++++ Extrait

En analysant la traduction des chéngyŭ de Noël et Liliane Dutrait dans notre corpus, nous distinguons quatre stratégies de traduction : recherche des équivalents (3%), traduction littérale (66%), traduction figurée (30%), et suppression de traduction (0.03%). Ces différents cas de figure sont commentés et illustrés dans les prochaines sections.

3.1. À la recherche des équivalences

L’établissement des équivalences a ses avantages pour garder au maximum le sémantisme du phraséologisme source. Comme le remarque Mejri (2008, p. 249), « en traduction, le fait de dégager tout le jeu d’équivalences possibles entre les langues fournirait sûrement un outil très efficace pour réduire au maximum les déperditions pour des raisons strictement linguistiques ». Parmi les différents modes de traduction, les traducteurs cherchent d’abord à trouver des équivalences, étant donné que la question de l’équivalence soulève naturellement la question de la fidélité. Cependant, c’est la stratégie la moins utilisée par les traducteurs, les phraséologismes dans la langue source sont traduits à l’aide de leurs équivalents en français dans seulement 3% des cas dans notre corpus, car ces équivalences n’existent pas toujours. Par exemple :

(6)

这种事儿 (chèn rè dǎ tiě)才能成功!” (p. 846)13

« Il faut battre le fer tant qu’il est chaud si on veut réussir ! » (p. 1242)14

Chèn

tiě

热打铁15

Quand

chaud

battre

fer

(7)

“[…] 人民日纸黑字 (bái zhi hei zì)登着呢才能成功 (p. 846)

« C’était écrit noir sur blanc dans Le Quotidien du peuple ! » (p. 1242)

Bái

zhi

hei

白纸黑字

Blanc

papier

noir

caractère

Le phraséologisme dans l’exemple (6) chèn rè dǎ tiě se traduit littéralement « Il faut battre le fer tant qu’il est chaud » et celui dans l’exemple (7) veut dire littéralement « noir sur blanc ». La lecture littérale de ces deux phraséologismes est identique dans les deux langues et leurs signifiés se réfèrent à un même sens, à savoir ‘agir au moment opportun’ et ‘c’est écrit sans aucune ambiguïté’. Pour ces deux exemples, les traducteurs ont assuré une fidélité et un respect quasi-total du texte original tant du point de vue lexical que sémantique. Une traduction directe s’est naturellement imposée, ce qui permet de susciter des réactions similaires chez les lecteurs du texte original et ceux de la traduction française. Cependant, nombre de chercheurs ont déjà souligné le fait que la recherche d’équivalence dans une autre langue n’est pas toujours facile (Rocher & Chen, 2015 ; Lüger, 2013) et généralement il n’existe pas stricto sensu d’équivalence entre un chéngyŭ chinois et son homologue français. Tel est le cas de l’exemple suivant :

(8)

++++++++
++++ Enregistrements de données

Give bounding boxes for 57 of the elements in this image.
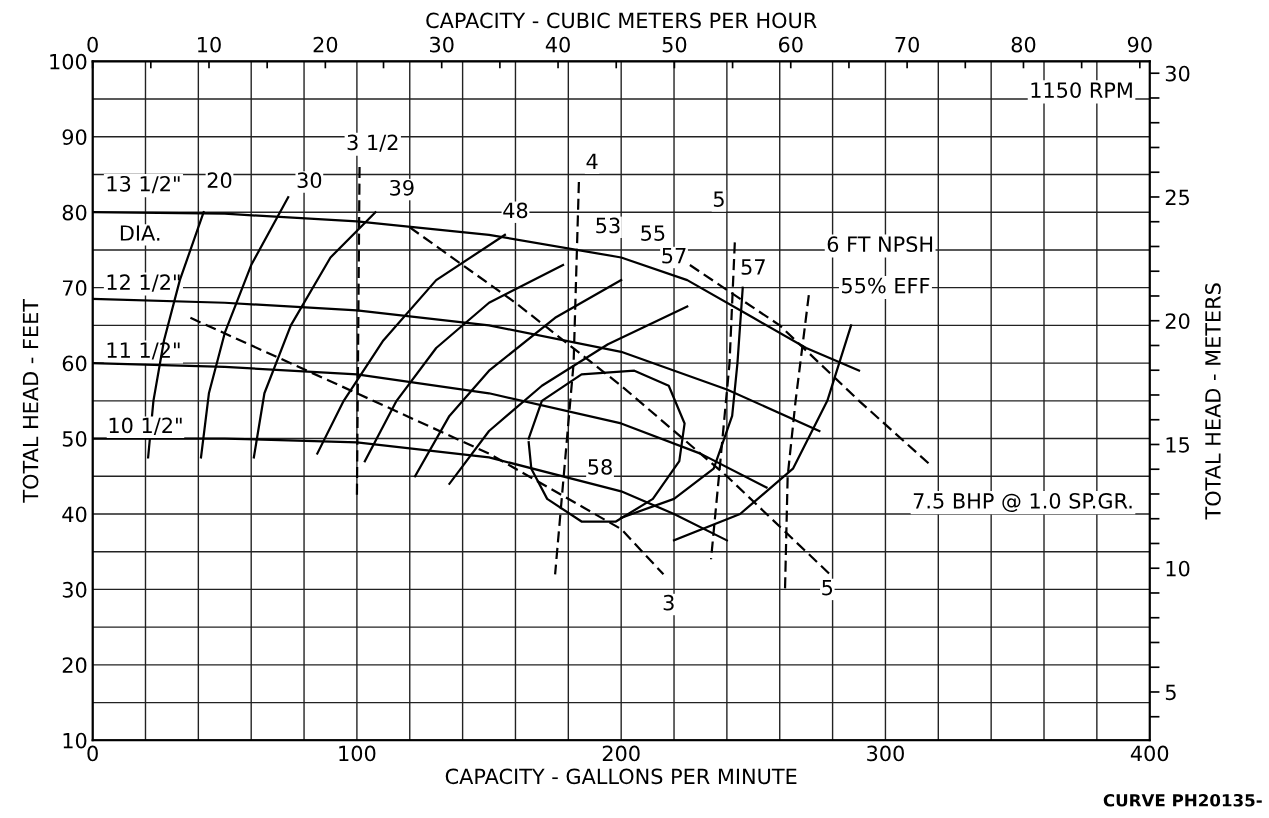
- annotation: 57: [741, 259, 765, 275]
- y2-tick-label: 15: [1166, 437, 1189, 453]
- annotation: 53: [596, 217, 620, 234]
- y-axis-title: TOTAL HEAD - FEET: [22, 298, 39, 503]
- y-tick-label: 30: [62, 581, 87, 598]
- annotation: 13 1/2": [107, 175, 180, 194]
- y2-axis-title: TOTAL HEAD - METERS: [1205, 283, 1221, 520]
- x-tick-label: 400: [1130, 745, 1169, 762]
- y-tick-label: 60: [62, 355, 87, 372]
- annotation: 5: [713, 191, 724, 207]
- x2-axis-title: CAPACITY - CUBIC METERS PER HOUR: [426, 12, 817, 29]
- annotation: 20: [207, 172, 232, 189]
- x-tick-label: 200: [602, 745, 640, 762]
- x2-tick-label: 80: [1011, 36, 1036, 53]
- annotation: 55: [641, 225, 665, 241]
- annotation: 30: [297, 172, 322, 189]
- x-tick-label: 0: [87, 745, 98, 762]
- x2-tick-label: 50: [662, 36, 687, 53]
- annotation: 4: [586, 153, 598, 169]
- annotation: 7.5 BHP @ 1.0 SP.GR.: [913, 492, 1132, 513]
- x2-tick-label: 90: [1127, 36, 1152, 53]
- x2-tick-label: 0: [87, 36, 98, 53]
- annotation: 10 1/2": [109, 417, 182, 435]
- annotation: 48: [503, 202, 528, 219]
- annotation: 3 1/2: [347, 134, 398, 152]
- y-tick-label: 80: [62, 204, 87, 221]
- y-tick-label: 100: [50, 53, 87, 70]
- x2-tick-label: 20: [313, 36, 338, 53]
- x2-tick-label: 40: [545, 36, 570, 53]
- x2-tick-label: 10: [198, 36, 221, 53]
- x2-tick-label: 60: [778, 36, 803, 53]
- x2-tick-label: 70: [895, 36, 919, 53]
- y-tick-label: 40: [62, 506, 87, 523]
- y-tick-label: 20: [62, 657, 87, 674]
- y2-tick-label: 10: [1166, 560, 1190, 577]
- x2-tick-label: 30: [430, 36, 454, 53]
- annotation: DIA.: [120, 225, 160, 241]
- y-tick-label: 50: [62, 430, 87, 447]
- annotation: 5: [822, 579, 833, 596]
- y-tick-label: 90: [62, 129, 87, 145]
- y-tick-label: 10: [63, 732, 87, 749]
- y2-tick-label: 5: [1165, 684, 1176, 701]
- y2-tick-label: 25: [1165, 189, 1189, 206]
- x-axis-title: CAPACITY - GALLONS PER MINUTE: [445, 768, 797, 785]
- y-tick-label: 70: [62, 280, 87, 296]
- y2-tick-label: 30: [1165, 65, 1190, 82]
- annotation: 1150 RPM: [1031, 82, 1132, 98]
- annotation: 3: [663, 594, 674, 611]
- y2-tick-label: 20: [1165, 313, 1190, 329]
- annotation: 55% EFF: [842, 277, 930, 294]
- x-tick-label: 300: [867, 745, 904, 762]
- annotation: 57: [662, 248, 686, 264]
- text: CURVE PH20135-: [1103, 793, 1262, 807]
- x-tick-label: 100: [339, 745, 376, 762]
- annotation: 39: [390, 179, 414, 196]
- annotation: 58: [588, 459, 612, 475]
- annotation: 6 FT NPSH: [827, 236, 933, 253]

++++++++

◆ **Liste des tâches**
1. Reprenez tel quel le passage de l'extrait commençant par « En analysant la » et se terminant par « les prochaines sections. ».
2. Résumez l'extrait sur la traduction des chéngyŭ en deux phrases, s'il vous plaît.
3. Poursuivez l'extrait sur la traduction des chéngyŭ à partir de l'endroit où il s'arrête.
Les enregistrements n'interviennent en rien dans ce travail.

◆ **Réponses dans l'ordre**
1.
En analysant la traduction des chéngyŭ de Noël et Liliane Dutrait dans notre corpus, nous distinguons quatre stratégies de traduction : recherche des équivalents (3%), traduction littérale (66%), traduction figurée (30%), et suppression de traduction (0.03%). Ces différents cas de figure sont commentés et illustrés dans les prochaines sections.

2. Dans le corpus étudié, la traduction des chéngyŭ par Noël et Liliane Dutrait relève de quatre stratégies : recherche des équivalents (3%), traduction littérale (66%), traduction figurée (30%) et suppression de traduction (0.03%). La recherche d'équivalents, qui garde au maximum le sémantisme du phraséologisme source, est la moins utilisée parce que ces équivalences n'existent pas toujours, même si, pour « battre le fer tant qu'il est chaud » et « noir sur blanc », la lecture littérale et le sens sont identiques dans les deux langues.

3.
科学和政治是两码事政治可以翻云覆雨可以朝秦暮楚 (zhāo qín mù chǔ)可以把白的说成黑的黑的说成白的但科学确实严肃的。” (p. 846)

« La science et la politique sont différentes, la politique peut interpréter les choses comme elle le veut, changer comme une girouette, dire que ce qui est blanc est noir et vice versa, mais la science est une chose sérieuse » (p. 1244)

Zhāo

qín

chǔ

朝秦暮楚

Matin

Qín

soir

Chǔ

Le phraséologisme chinois zhāo qín mù chǔ dans le texte cité vient d’un fait historique et signifie littéralement ‘servir le matin (Qin) et le soir (Chu)’. Qin et Chu étaient deux grandes puissances opposées l’une à l’autre qui se battaient souvent pendant la période des Royaumes combattants (Vème-IIIème s. av. l’ère commune.). Afin d'assurer leurs propres intérêts et leur sécurité, certains petits vassaux avaient tendance à favoriser tantôt Qin et tantôt Chu. On constate que les traducteurs ont recours à une expression analogue dans la traduction française « changer comme une girouette » qui caractérise « le comportement d’une personne versatile, qui change fréquemment d’opinion ». Quelque similaire que soit leur sens, il est incontestable que la traduction du phraséologisme en français et sa version originale n’appartiennent pas au même niveau de langue : le premier représente un registre oral ou courant tandis que le second appartient à un registre littéraire et soutenu qui exige des connaissances, généralement inaccessibles aux gens qui n’ont fait que peu d’études. La traduction produit ainsi un phraséologisme-cible sémantiquement équivalent au phraséologisme-source, mais celui-ci reflète un style et une culture différents, et son usage est également distinct. Par conséquent, bien que la similarité des sens permette aux lecteurs d’accéder au texte, les lecteurs du texte original n’ont pas le même ressenti que les lecteurs du texte dans la traduction française.

Il est intéressant de voir que les phraséologismes ci-dessus sont issus de deux cultures éloignées mais qu’ils présentent pourtant la même image et la même interprétation. Désormais, nous savons que « toute langue souffre de lacunes dans son vocabulaire et dans une perspective contrastive il y a lacune chaque fois qu’un signe de la langue de départ ne trouve pas d’équivalent dans la langue d’arrivée » (Szende, 1996, p. 113). En effet, le nombre de phraséologismes chinois ayant une équivalence en français est très limité. Dans notre corpus, nous n’avons relevé que 3% de chéngyŭ traduits par leurs équivalents en français.

Rappelons que la recherche des équivalences des phraséologismes rend la traduction plus facile et efficace. Cependant, la traduction ne se limite pas au niveau de la langue, mais qu’elle intervient aussi au niveau du texte, voire encore au niveau du contexte, particulièrement dans les textes littéraires. Les textes littéraires reflètent les caractéristiques personnelles d’un auteur, ses sentiments, ses valeurs, son opinion, son style et son esthétique. Quant à l’emploi de phraséologismes dans un texte littéraire, il renvoie souvent également à la subjectivité d’un auteur. La traduction devient plus délicate, étant donné que le choix des phraséologismes dépend non seulement de leurs connotations intralinguistiques et extralinguistiques mais aussi de l’interprétation personnelle de l’auteur.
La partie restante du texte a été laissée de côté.